Your objective. Revise the stretch from the start of the records through the line containing "gridlines [71,36,1094,508]", swapping every "colorbar-segment" for "colorbar-block" and leaving everything else as it is.

(Element region listings)
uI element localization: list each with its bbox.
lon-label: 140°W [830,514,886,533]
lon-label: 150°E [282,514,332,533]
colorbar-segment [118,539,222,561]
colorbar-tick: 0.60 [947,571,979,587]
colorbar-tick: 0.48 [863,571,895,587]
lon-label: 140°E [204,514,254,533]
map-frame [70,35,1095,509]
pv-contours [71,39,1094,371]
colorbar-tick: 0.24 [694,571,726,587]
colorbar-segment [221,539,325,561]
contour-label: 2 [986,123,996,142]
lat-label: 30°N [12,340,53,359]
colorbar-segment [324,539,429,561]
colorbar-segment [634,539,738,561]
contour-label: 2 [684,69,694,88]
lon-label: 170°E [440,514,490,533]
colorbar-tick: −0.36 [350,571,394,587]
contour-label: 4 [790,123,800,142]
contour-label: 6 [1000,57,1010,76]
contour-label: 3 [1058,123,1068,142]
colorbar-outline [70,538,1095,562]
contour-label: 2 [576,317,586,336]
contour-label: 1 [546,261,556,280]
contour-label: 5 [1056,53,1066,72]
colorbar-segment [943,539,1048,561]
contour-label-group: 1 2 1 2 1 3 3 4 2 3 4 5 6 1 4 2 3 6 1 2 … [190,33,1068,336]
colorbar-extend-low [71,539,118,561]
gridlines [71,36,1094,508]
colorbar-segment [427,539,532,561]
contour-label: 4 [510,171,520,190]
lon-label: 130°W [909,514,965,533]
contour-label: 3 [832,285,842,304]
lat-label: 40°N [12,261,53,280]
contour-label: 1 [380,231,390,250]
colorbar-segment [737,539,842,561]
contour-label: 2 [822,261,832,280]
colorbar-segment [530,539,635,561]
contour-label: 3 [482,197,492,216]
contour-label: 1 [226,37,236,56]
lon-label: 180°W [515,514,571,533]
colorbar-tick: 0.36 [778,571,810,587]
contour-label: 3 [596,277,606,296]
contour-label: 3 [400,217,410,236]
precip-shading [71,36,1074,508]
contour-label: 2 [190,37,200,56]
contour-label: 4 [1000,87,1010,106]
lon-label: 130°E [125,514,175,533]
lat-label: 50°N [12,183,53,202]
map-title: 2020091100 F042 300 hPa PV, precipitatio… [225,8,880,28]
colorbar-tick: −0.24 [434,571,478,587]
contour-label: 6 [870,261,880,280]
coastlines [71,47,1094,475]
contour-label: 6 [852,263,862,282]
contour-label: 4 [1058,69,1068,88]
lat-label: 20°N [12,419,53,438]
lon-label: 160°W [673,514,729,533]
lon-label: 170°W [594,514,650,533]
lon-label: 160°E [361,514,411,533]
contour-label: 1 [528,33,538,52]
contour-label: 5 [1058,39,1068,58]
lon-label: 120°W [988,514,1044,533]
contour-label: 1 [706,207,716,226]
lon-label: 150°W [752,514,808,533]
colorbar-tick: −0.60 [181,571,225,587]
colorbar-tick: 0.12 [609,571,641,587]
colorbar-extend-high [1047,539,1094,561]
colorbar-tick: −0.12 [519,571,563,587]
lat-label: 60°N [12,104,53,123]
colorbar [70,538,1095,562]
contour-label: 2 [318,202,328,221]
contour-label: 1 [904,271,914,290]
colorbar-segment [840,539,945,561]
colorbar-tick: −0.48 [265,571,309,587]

Complete answer.
uI element localization: list each with its bbox.
lon-label: 140°W [830,514,886,533]
lon-label: 150°E [282,514,332,533]
colorbar-block [118,539,222,561]
colorbar-tick: 0.60 [947,571,979,587]
colorbar-tick: 0.48 [863,571,895,587]
lon-label: 140°E [204,514,254,533]
map-frame [70,35,1095,509]
pv-contours [71,39,1094,371]
colorbar-tick: 0.24 [694,571,726,587]
colorbar-block [221,539,325,561]
contour-label: 2 [986,123,996,142]
lat-label: 30°N [12,340,53,359]
colorbar-block [324,539,429,561]
colorbar-block [634,539,738,561]
contour-label: 2 [684,69,694,88]
lon-label: 170°E [440,514,490,533]
colorbar-tick: −0.36 [350,571,394,587]
contour-label: 4 [790,123,800,142]
contour-label: 6 [1000,57,1010,76]
contour-label: 3 [1058,123,1068,142]
colorbar-outline [70,538,1095,562]
contour-label: 2 [576,317,586,336]
contour-label: 1 [546,261,556,280]
contour-label: 5 [1056,53,1066,72]
colorbar-block [943,539,1048,561]
contour-label-group: 1 2 1 2 1 3 3 4 2 3 4 5 6 1 4 2 3 6 1 2 … [190,33,1068,336]
colorbar-extend-low [71,539,118,561]
gridlines [71,36,1094,508]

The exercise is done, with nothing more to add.